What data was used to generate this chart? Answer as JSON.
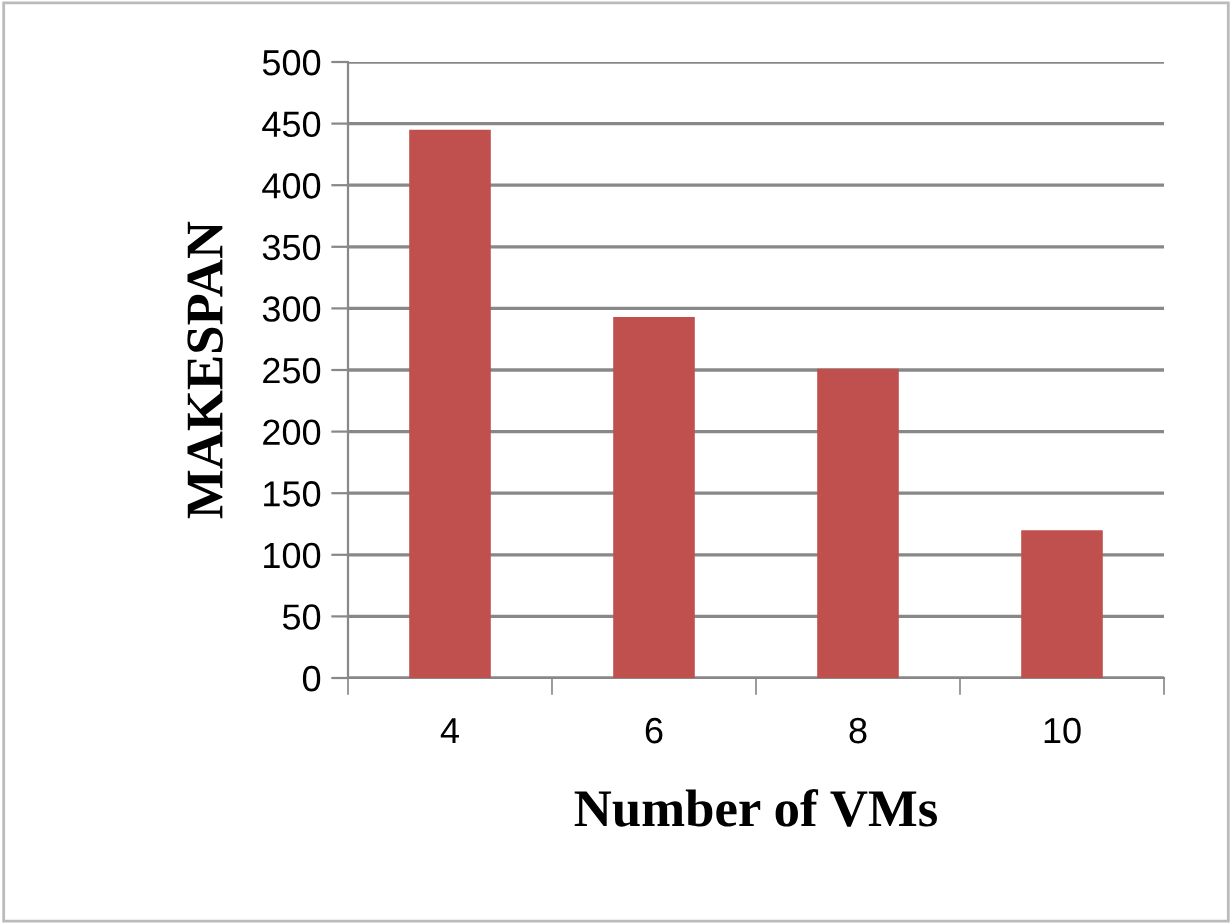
{
  "chart_data": {
    "type": "bar",
    "xlabel": "Number of VMs",
    "ylabel": "MAKESPAN",
    "categories": [
      "4",
      "6",
      "8",
      "10"
    ],
    "values": [
      445,
      293,
      251,
      120
    ],
    "color": "#c0504d",
    "ylim": [
      0,
      500
    ],
    "yticks": [
      0,
      50,
      100,
      150,
      200,
      250,
      300,
      350,
      400,
      450,
      500
    ],
    "grid": "y",
    "legend": false
  }
}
------------------------------
--- DIRECTIONS ---
Set the entries down again exactly. Do not include the images.

--- RESULT ---
What data was used to generate this chart? Answer as JSON.
{
  "chart_data": {
    "type": "bar",
    "xlabel": "Number of VMs",
    "ylabel": "MAKESPAN",
    "categories": [
      "4",
      "6",
      "8",
      "10"
    ],
    "values": [
      445,
      293,
      251,
      120
    ],
    "color": "#c0504d",
    "ylim": [
      0,
      500
    ],
    "yticks": [
      0,
      50,
      100,
      150,
      200,
      250,
      300,
      350,
      400,
      450,
      500
    ],
    "grid": "y",
    "legend": false
  }
}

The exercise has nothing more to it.